» Ejercicio A: En el texto sobre la conversión, ¿qué matiz se ha tomado del griego para hablar de ella?
» Ejercicio B: Sigue escribiendo el texto sobre la conversión a partir de su última oración.

» Fragmento del texto:
----------------------------------------

“No se puede quedar tumbada, señora”, le dijo el psicólogo. “El problema que ha enfrentado es real, y no puede borrarlo de su vida. Necesitará replantearse muchas cosas. Pero usted es más importante que sus problemas. Tiene la oportunidad de reinventarse a sí misma”.

El diálogo con un amigo que es, también, de oficio, psicólogo, nos llevó a comparar y a distinguir la conversión característica del cristiano con los procesos de sanación de personas que se han hundido en la desesperación. Evidentemente no se trata de lo mismo. La conversión cristiana incluye, como dato esencial, la vuelta a Dios, que se reconoce principio absoluto de la propia vida. El “reinventarse” terapéutico es, en buena medida, un proceso centrado en el propio yo y sus posibilidades. Con todo, convergen en ser momentos de cambio del ser humano, en el que algunas orientaciones descubren el “bien ser” humano, confrontado por alguna situación de “caída” o “disminución”, y el horizonte de esperanza que supone el hecho de que el ser humano, por encima de todos sus condicionamientos, no está nunca determinado fatalmente al fracaso.

El lenguaje de la fe para hablar de la conversión supone dos conceptos distintos pero vinculados. Del hebreo ha tomado el matiz de “retorno”. Supone que el ser humano, en su historia, sigue un camino determinado. Sus pasos pueden acercarlo o alegarlo de su fin. La conversión así entendida supone recuperar el rumbo adecuado. La experiencia muestra que no por mucho correr nos acercamos al destino buscado, si no seguimos la dirección correcta. Más aún, puede suceder que el esfuerzo sea vano, y que en realidad nos esté alejando del objetivo, o nos mantenga dando vueltas en círculo.

Del griego se ha tomado el matiz de “cambio de mentalidad”. Las conductas y las actitudes que se mantienen en la vida corresponden a una disposición espiritual, que es a la vez emocional y consciente, y supone una serie de valores y principios que no sólo se profesan teóricamente, sino se verifican en el modo de vivir. Si la primera perspectiva mira la dinámica del ser humano, la segunda se refiere más a su nivel estructural.

----------------------------------------

» Fragmentos del listado:
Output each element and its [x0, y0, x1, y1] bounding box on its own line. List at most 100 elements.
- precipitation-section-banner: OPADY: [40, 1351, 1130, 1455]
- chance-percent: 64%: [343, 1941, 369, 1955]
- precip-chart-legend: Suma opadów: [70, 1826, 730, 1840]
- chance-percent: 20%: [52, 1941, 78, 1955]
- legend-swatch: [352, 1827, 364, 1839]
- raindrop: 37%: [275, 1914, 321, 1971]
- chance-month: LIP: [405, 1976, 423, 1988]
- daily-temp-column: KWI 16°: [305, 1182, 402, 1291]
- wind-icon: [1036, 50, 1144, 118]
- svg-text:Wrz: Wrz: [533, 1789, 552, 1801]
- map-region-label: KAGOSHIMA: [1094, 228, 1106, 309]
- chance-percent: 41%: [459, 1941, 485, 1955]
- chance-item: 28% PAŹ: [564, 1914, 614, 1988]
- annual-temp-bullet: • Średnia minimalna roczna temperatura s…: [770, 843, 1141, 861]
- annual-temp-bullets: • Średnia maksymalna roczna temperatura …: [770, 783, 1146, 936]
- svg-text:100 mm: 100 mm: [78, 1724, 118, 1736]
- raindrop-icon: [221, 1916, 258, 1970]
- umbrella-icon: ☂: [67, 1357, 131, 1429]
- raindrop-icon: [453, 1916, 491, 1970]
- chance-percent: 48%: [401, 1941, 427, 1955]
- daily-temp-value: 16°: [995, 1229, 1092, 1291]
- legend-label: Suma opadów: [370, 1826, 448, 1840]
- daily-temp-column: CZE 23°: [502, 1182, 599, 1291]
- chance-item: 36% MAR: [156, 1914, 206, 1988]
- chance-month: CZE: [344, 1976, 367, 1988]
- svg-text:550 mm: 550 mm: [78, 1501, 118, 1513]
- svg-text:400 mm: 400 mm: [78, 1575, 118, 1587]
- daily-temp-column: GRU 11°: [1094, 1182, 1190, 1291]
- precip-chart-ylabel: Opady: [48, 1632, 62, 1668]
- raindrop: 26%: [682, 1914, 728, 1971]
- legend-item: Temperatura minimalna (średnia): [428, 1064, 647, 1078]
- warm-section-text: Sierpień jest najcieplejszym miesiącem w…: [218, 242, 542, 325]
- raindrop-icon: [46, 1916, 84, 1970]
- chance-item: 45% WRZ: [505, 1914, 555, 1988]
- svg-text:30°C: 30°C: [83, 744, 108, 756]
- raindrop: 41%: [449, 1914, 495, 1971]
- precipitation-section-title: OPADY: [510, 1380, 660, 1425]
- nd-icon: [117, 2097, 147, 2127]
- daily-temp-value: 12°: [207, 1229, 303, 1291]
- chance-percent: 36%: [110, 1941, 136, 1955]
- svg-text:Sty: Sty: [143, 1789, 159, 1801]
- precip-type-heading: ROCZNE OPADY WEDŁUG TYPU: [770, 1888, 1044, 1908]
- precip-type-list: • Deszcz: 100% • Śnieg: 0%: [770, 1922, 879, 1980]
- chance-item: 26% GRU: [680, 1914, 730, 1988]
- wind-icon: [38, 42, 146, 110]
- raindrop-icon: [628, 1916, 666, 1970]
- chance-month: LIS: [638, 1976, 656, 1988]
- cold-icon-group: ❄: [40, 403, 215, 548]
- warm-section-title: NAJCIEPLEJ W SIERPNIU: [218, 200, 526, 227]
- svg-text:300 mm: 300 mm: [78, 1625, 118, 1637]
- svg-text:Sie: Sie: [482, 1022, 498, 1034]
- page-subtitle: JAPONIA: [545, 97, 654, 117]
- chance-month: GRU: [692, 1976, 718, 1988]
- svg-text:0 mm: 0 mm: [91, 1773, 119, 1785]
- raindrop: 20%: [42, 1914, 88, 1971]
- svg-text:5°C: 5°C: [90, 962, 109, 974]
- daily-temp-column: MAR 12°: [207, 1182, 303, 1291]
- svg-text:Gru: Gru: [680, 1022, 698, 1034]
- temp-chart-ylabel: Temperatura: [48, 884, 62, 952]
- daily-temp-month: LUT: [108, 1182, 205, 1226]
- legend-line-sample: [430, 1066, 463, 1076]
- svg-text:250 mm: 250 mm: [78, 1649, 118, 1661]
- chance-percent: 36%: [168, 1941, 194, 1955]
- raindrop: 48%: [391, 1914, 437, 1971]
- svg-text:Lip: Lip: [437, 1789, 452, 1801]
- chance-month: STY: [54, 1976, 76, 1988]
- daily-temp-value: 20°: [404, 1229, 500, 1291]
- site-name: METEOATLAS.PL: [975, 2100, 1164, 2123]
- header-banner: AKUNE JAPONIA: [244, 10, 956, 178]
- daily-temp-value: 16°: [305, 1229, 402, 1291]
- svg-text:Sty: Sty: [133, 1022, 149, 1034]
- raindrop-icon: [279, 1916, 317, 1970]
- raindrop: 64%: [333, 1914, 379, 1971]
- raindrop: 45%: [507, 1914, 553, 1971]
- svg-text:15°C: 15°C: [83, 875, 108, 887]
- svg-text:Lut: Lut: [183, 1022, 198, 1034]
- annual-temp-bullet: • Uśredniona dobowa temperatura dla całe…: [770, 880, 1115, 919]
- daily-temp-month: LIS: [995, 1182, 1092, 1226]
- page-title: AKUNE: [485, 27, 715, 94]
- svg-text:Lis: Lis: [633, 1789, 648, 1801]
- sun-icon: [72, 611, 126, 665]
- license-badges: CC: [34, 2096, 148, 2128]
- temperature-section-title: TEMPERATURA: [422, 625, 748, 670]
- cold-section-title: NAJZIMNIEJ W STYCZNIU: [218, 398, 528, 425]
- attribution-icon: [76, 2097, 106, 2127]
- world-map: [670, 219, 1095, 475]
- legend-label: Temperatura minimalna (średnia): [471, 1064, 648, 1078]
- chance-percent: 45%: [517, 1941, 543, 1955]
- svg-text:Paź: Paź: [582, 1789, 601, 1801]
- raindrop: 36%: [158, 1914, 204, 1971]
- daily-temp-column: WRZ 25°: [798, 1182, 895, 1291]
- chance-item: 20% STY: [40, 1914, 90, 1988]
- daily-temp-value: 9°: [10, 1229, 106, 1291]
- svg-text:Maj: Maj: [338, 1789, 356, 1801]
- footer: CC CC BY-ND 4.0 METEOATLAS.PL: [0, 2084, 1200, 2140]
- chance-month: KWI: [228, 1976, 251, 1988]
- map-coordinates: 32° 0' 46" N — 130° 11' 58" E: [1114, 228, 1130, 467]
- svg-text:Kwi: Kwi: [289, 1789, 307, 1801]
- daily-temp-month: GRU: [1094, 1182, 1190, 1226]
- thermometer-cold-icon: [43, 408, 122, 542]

----------------------------------------

» Respuesta A: El matiz de “cambio de mentalidad”.

» Respuesta B:
De cualquier manera, me parece que el elemento que distingue fundamentalmente el horizonte psicológico del religioso tiene que ver con la relación. En el “reinventarse” terapéutico, el eje se encuentra en uno mismo. En la conversión cristiana, en cambio, el eje se encuentra “fuera” de uno mismo. Aquí, se trata ante todo de salir. En primer lugar, salir hacia Dios. Por íntima que sea la presencia divina en el corazón, y por válido que sea el acceso a Él desde el propio interior, es prioritario que no se le confunda con los propios caprichos o con las imágenes creadas desde nuestra capacidad. Se supone una alteridad radical que es la que se reconoce precisamente en la experiencia religiosa. Esta “desinstalación” fundamental es, de hecho, el principio de todo itinerario creyente, desde Abraham y Moisés hasta los discípulos de Jesús.

Pero la fe cristiana sabe que la conversión hacia Dios no puede prescindir de la conversión hacia los hermanos. El mensaje cuaresmal del Papa Francisco subraya precisamente el don del otro y de la palabra de Dios como referentes obligados para la plena conversión. Apertura a Dios, en su palabra, y apertura al otro, descubierta a partir de la palabra de Dios.

Aceptando el valor del “reinventarse” psicológico, creo que la conversión religiosa le da, en esto, una pista prudente, que le evita caer en un encerramiento narcisista. El “reinventarse” es más pleno y más fecundo si escapa de las fantasías del egoísmo. El corazón sabe que aspira al amor, y un reinventarse sin amor, o pretendiendo obtener todas las energías desde el propio yo, puede conducir también al fracaso. Reinventarse, de acuerdo, como una nueva oportunidad de abrir los horizontes de la propia identidad hacia la comunión con Dios y con los hermanos, es un camino de plenitud.